(Excerpt from a dataset)
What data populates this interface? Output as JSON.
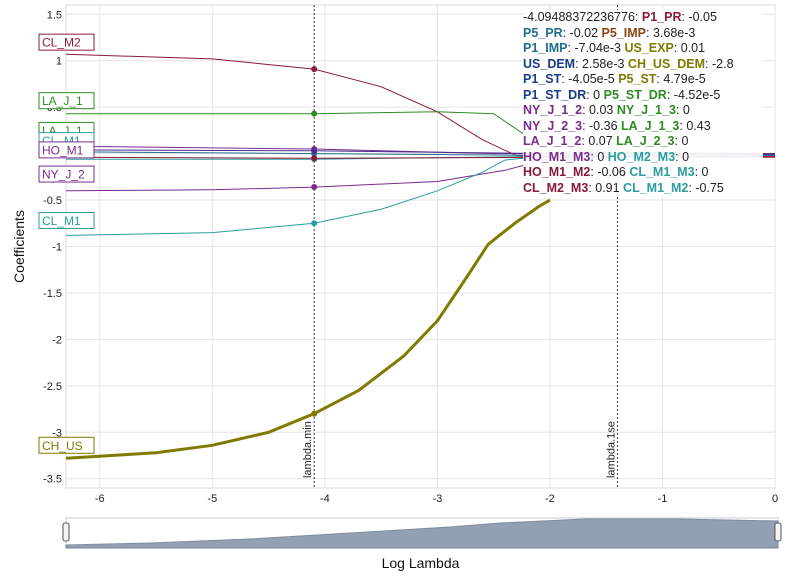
{
  "chart_data": {
    "type": "line",
    "xlabel": "Log Lambda",
    "ylabel": "Coefficients",
    "xlim": [
      -6.3,
      0
    ],
    "ylim": [
      -3.6,
      1.6
    ],
    "x_ticks": [
      "-6",
      "-5",
      "-4",
      "-3",
      "-2",
      "-1",
      "0"
    ],
    "y_ticks": [
      "1.5",
      "1",
      "0.5",
      "0",
      "-0.5",
      "-1",
      "-1.5",
      "-2",
      "-2.5",
      "-3",
      "-3.5"
    ],
    "vlines": [
      {
        "label": "lambda.min",
        "x": -4.095
      },
      {
        "label": "lambda.1se",
        "x": -1.4
      }
    ],
    "series": [
      {
        "label": "CL_M2",
        "color": "#8b1a3a",
        "width": 1,
        "points": [
          [
            -6.3,
            1.07
          ],
          [
            -5,
            1.02
          ],
          [
            -4.095,
            0.91
          ],
          [
            -3.5,
            0.72
          ],
          [
            -3,
            0.45
          ],
          [
            -2.6,
            0.15
          ],
          [
            -2.3,
            -0.02
          ],
          [
            -2,
            -0.04
          ],
          [
            0,
            -0.04
          ]
        ]
      },
      {
        "label": "LA_J_1",
        "color": "#2e8b22",
        "width": 1,
        "points": [
          [
            -6.3,
            0.43
          ],
          [
            -5,
            0.43
          ],
          [
            -4.095,
            0.43
          ],
          [
            -3,
            0.45
          ],
          [
            -2.5,
            0.43
          ],
          [
            -2,
            0.02
          ],
          [
            0,
            0.0
          ]
        ]
      },
      {
        "label": "CL_M1",
        "color": "#2a9d9d",
        "width": 1,
        "points": [
          [
            -6.3,
            -0.06
          ],
          [
            -4.095,
            -0.06
          ],
          [
            -2,
            -0.03
          ],
          [
            0,
            -0.02
          ]
        ]
      },
      {
        "label": "NY_J_2",
        "color": "#7a2c8c",
        "width": 1,
        "points": [
          [
            -6.3,
            -0.4
          ],
          [
            -5,
            -0.39
          ],
          [
            -4.095,
            -0.36
          ],
          [
            -3,
            -0.3
          ],
          [
            -2.4,
            -0.18
          ],
          [
            -2,
            -0.05
          ],
          [
            0,
            -0.02
          ]
        ]
      },
      {
        "label": "CL_M1",
        "color": "#2a9d9d",
        "width": 1,
        "points": [
          [
            -6.3,
            -0.88
          ],
          [
            -5,
            -0.85
          ],
          [
            -4.095,
            -0.75
          ],
          [
            -3.5,
            -0.6
          ],
          [
            -3,
            -0.4
          ],
          [
            -2.6,
            -0.2
          ],
          [
            -2.4,
            -0.07
          ],
          [
            -2,
            -0.02
          ],
          [
            0,
            -0.02
          ]
        ]
      },
      {
        "label": "CH_US",
        "color": "#7f7a00",
        "width": 3,
        "points": [
          [
            -6.3,
            -3.28
          ],
          [
            -5.5,
            -3.22
          ],
          [
            -5,
            -3.14
          ],
          [
            -4.5,
            -3.0
          ],
          [
            -4.095,
            -2.8
          ],
          [
            -3.7,
            -2.55
          ],
          [
            -3.3,
            -2.18
          ],
          [
            -3,
            -1.8
          ],
          [
            -2.75,
            -1.35
          ],
          [
            -2.55,
            -0.98
          ],
          [
            -2.45,
            -0.88
          ],
          [
            -2.3,
            -0.74
          ],
          [
            -2.1,
            -0.57
          ],
          [
            -2,
            -0.5
          ]
        ]
      },
      {
        "label": "",
        "color": "#7a2c8c",
        "width": 1,
        "points": [
          [
            -6.3,
            0.08
          ],
          [
            -4.095,
            0.05
          ],
          [
            -2.5,
            0.0
          ],
          [
            0,
            -0.01
          ]
        ]
      },
      {
        "label": "",
        "color": "#1e6e8c",
        "width": 1,
        "points": [
          [
            -6.3,
            0.02
          ],
          [
            -4.095,
            0.0
          ],
          [
            -2,
            -0.02
          ],
          [
            0,
            -0.02
          ]
        ]
      },
      {
        "label": "",
        "color": "#8b1a3a",
        "width": 1,
        "points": [
          [
            -6.3,
            -0.04
          ],
          [
            -4.095,
            -0.05
          ],
          [
            -2,
            -0.04
          ],
          [
            0,
            -0.03
          ]
        ]
      },
      {
        "label": "",
        "color": "#4a2c8c",
        "width": 1,
        "points": [
          [
            -6.3,
            0.04
          ],
          [
            -4.095,
            0.03
          ],
          [
            -2,
            0.0
          ],
          [
            0,
            0.0
          ]
        ]
      }
    ],
    "end_labels": [
      {
        "text": "CL_M2",
        "color": "#8b1a3a",
        "y": 1.2
      },
      {
        "text": "LA_J_1",
        "color": "#2e8b22",
        "y": 0.57
      },
      {
        "text": "LA_J_1",
        "color": "#2e8b22",
        "y": 0.25
      },
      {
        "text": "CL_M1",
        "color": "#2a9d9d",
        "y": 0.14
      },
      {
        "text": "HO_M1",
        "color": "#7a2c8c",
        "y": 0.04
      },
      {
        "text": "NY_J_2",
        "color": "#7a2c8c",
        "y": -0.22
      },
      {
        "text": "CL_M1",
        "color": "#2a9d9d",
        "y": -0.72
      },
      {
        "text": "CH_US",
        "color": "#7f7a00",
        "y": -3.14
      }
    ],
    "tooltip": [
      [
        {
          "k": "",
          "v": "-4.09488372236776:",
          "c": "#222"
        },
        {
          "k": "P1_PR",
          "v": ": -0.05",
          "c": "#8b1a3a"
        }
      ],
      [
        {
          "k": "P5_PR",
          "v": ": -0.02",
          "c": "#1e6e8c"
        },
        {
          "k": "P5_IMP",
          "v": ": 3.68e-3",
          "c": "#8b4513"
        }
      ],
      [
        {
          "k": "P1_IMP",
          "v": ": -7.04e-3",
          "c": "#1e6e8c"
        },
        {
          "k": "US_EXP",
          "v": ": 0.01",
          "c": "#7f7a00"
        }
      ],
      [
        {
          "k": "US_DEM",
          "v": ": 2.58e-3",
          "c": "#1a3a8c"
        },
        {
          "k": "CH_US_DEM",
          "v": ": -2.8",
          "c": "#7f7a00"
        }
      ],
      [
        {
          "k": "P1_ST",
          "v": ": -4.05e-5",
          "c": "#1a3a8c"
        },
        {
          "k": "P5_ST",
          "v": ": 4.79e-5",
          "c": "#7f7a00"
        }
      ],
      [
        {
          "k": "P1_ST_DR",
          "v": ": 0",
          "c": "#1a3a8c"
        },
        {
          "k": "P5_ST_DR",
          "v": ": -4.52e-5",
          "c": "#2e8b22"
        }
      ],
      [
        {
          "k": "NY_J_1_2",
          "v": ": 0.03",
          "c": "#7a2c8c"
        },
        {
          "k": "NY_J_1_3",
          "v": ": 0",
          "c": "#2e8b22"
        }
      ],
      [
        {
          "k": "NY_J_2_3",
          "v": ": -0.36",
          "c": "#7a2c8c"
        },
        {
          "k": "LA_J_1_3",
          "v": ": 0.43",
          "c": "#2e8b22"
        }
      ],
      [
        {
          "k": "LA_J_1_2",
          "v": ": 0.07",
          "c": "#7a2c8c"
        },
        {
          "k": "LA_J_2_3",
          "v": ": 0",
          "c": "#2e8b22"
        }
      ],
      [
        {
          "k": "HO_M1_M3",
          "v": ": 0",
          "c": "#7a2c8c"
        },
        {
          "k": "HO_M2_M3",
          "v": ": 0",
          "c": "#2a9d9d"
        }
      ],
      [
        {
          "k": "HO_M1_M2",
          "v": ": -0.06",
          "c": "#8b1a3a"
        },
        {
          "k": "CL_M1_M3",
          "v": ": 0",
          "c": "#2a9d9d"
        }
      ],
      [
        {
          "k": "CL_M2_M3",
          "v": ": 0.91",
          "c": "#8b1a3a"
        },
        {
          "k": "CL_M1_M2",
          "v": ": -0.75",
          "c": "#2a9d9d"
        }
      ]
    ],
    "range_slider": {
      "from": -6.3,
      "to": 0,
      "fill": "#8090a8"
    }
  }
}
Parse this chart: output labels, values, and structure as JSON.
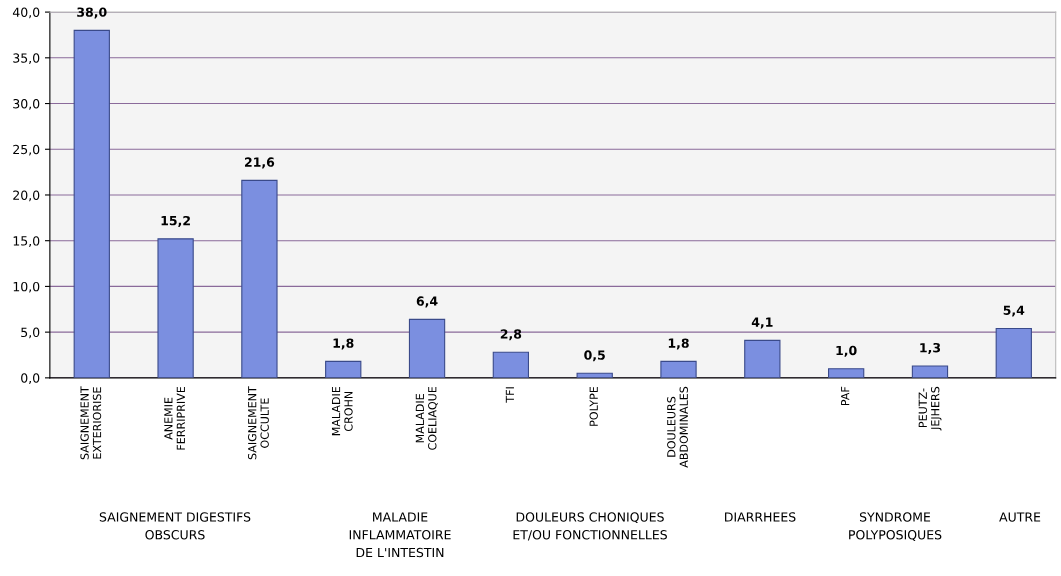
{
  "chart_data": {
    "type": "bar",
    "categories": [
      "SAIGNEMENT\nEXTERIORISE",
      "ANEMIE\nFERRIPRIVE",
      "SAIGNEMENT\nOCCULTE",
      "MALADIE\nCROHN",
      "MALADIE\nCOELIAQUE",
      "TFI",
      "POLYPE",
      "DOULEURS\nABDOMINALES",
      null,
      "PAF",
      "PEUTZ-\nJEJHERS",
      null
    ],
    "values": [
      38.0,
      15.2,
      21.6,
      1.8,
      6.4,
      2.8,
      0.5,
      1.8,
      4.1,
      1.0,
      1.3,
      5.4
    ],
    "value_labels": [
      "38,0",
      "15,2",
      "21,6",
      "1,8",
      "6,4",
      "2,8",
      "0,5",
      "1,8",
      "4,1",
      "1,0",
      "1,3",
      "5,4"
    ],
    "color": "#7b8fe0",
    "ylim": [
      0,
      40
    ],
    "yticks": [
      {
        "value": 0,
        "label": "0,0"
      },
      {
        "value": 5,
        "label": "5,0"
      },
      {
        "value": 10,
        "label": "10,0"
      },
      {
        "value": 15,
        "label": "15,0"
      },
      {
        "value": 20,
        "label": "20,0"
      },
      {
        "value": 25,
        "label": "25,0"
      },
      {
        "value": 30,
        "label": "30,0"
      },
      {
        "value": 35,
        "label": "35,0"
      },
      {
        "value": 40,
        "label": "40,0"
      }
    ],
    "grid": "y",
    "annotations": [
      "SAIGNEMENT DIGESTIFS\nOBSCURS",
      "MALADIE\nINFLAMMATOIRE\nDE L'INTESTIN",
      "DOULEURS CHONIQUES\nET/OU FONCTIONNELLES",
      "DIARRHEES",
      "SYNDROME\nPOLYPOSIQUES",
      "AUTRE"
    ]
  }
}
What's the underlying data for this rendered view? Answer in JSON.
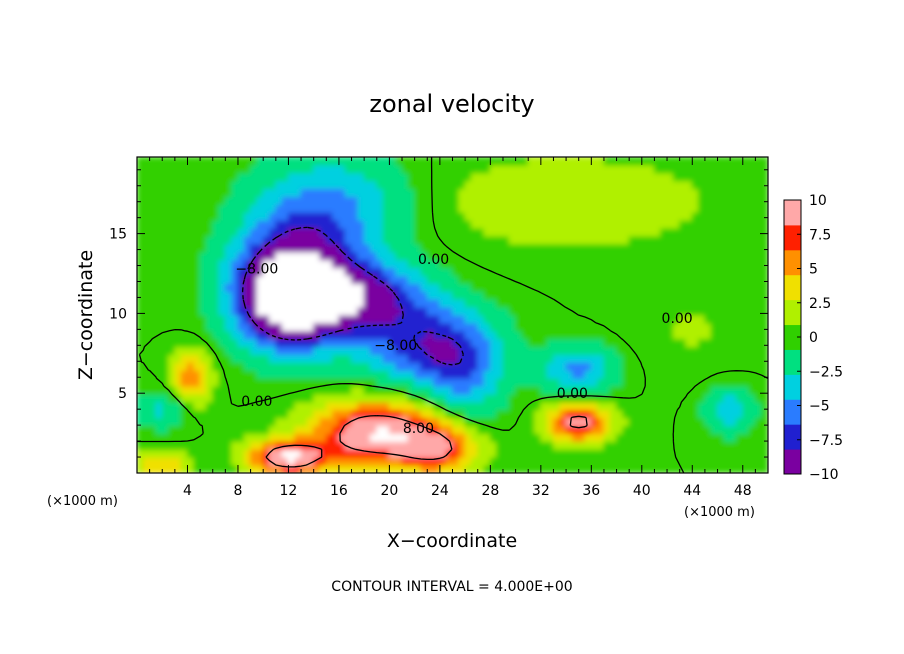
{
  "chart_data": {
    "type": "heatmap",
    "title": "zonal velocity",
    "xlabel": "X−coordinate",
    "ylabel": "Z−coordinate",
    "x_unit_left": "(×1000 m)",
    "x_unit_right": "(×1000 m)",
    "xlim": [
      0,
      50
    ],
    "ylim": [
      0,
      19.8
    ],
    "x_ticks": [
      4,
      8,
      12,
      16,
      20,
      24,
      28,
      32,
      36,
      40,
      44,
      48
    ],
    "x_tick_labels": [
      "4",
      "8",
      "12",
      "16",
      "20",
      "24",
      "28",
      "32",
      "36",
      "40",
      "44",
      "48"
    ],
    "y_ticks": [
      5,
      10,
      15
    ],
    "y_tick_labels": [
      "5",
      "10",
      "15"
    ],
    "colorbar": {
      "range": [
        -10,
        10
      ],
      "ticks": [
        10,
        7.5,
        5,
        2.5,
        0,
        -2.5,
        -5,
        -7.5,
        -10
      ],
      "tick_labels": [
        "10",
        "7.5",
        "5",
        "2.5",
        "0",
        "−2.5",
        "−5",
        "−7.5",
        "−10"
      ],
      "colors": [
        "#7a00a0",
        "#2020d0",
        "#2a7cff",
        "#00d0e0",
        "#00e080",
        "#30d000",
        "#b0f000",
        "#f0e000",
        "#ff9000",
        "#ff2000",
        "#ffa8a8"
      ]
    },
    "contour_labels": [
      {
        "text": "0.00",
        "x": 23.5,
        "z": 13.1
      },
      {
        "text": "0.00",
        "x": 9.5,
        "z": 4.2
      },
      {
        "text": "0.00",
        "x": 34.5,
        "z": 4.7
      },
      {
        "text": "0.00",
        "x": 42.8,
        "z": 9.4
      },
      {
        "text": "8.00",
        "x": 22.3,
        "z": 2.5
      },
      {
        "text": "−8.00",
        "x": 9.5,
        "z": 12.5
      },
      {
        "text": "−8.00",
        "x": 20.5,
        "z": 7.7
      }
    ],
    "grid": false,
    "legend": "right",
    "footer": "CONTOUR INTERVAL =  4.000E+00",
    "field_blobs": [
      {
        "x": 12,
        "z": 11,
        "rx": 4,
        "rz": 3,
        "v": -13
      },
      {
        "x": 13,
        "z": 13,
        "rx": 5,
        "rz": 4,
        "v": -6
      },
      {
        "x": 18,
        "z": 11,
        "rx": 5,
        "rz": 2.2,
        "v": -8
      },
      {
        "x": 23,
        "z": 8,
        "rx": 5,
        "rz": 2.5,
        "v": -7
      },
      {
        "x": 26,
        "z": 6,
        "rx": 3,
        "rz": 3,
        "v": -4
      },
      {
        "x": 16,
        "z": 17,
        "rx": 6,
        "rz": 3,
        "v": -4
      },
      {
        "x": 35,
        "z": 6.5,
        "rx": 3,
        "rz": 1.5,
        "v": -5
      },
      {
        "x": 47,
        "z": 4,
        "rx": 2,
        "rz": 1.5,
        "v": -4
      },
      {
        "x": 2,
        "z": 4,
        "rx": 2,
        "rz": 1.2,
        "v": -3
      },
      {
        "x": 19,
        "z": 2.5,
        "rx": 5,
        "rz": 2,
        "v": 11
      },
      {
        "x": 12,
        "z": 1,
        "rx": 3,
        "rz": 1,
        "v": 11
      },
      {
        "x": 24,
        "z": 1.5,
        "rx": 3,
        "rz": 1.5,
        "v": 7
      },
      {
        "x": 35,
        "z": 3.2,
        "rx": 2.5,
        "rz": 1.2,
        "v": 9
      },
      {
        "x": 4.3,
        "z": 6,
        "rx": 1.5,
        "rz": 1.6,
        "v": 6
      },
      {
        "x": 2,
        "z": 0.5,
        "rx": 2,
        "rz": 0.8,
        "v": 5
      },
      {
        "x": 34,
        "z": 17,
        "rx": 12,
        "rz": 3,
        "v": 2
      },
      {
        "x": 44,
        "z": 9,
        "rx": 5,
        "rz": 3,
        "v": 1
      }
    ]
  }
}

* [EXERCISE DETAILS]:
Where a line contains "DOULEURS", copy that line.

* [EXERCISE RESPONSE]:
      "DOULEURS\nABDOMINALES",
      "DOULEURS CHONIQUES\nET/OU FONCTIONNELLES",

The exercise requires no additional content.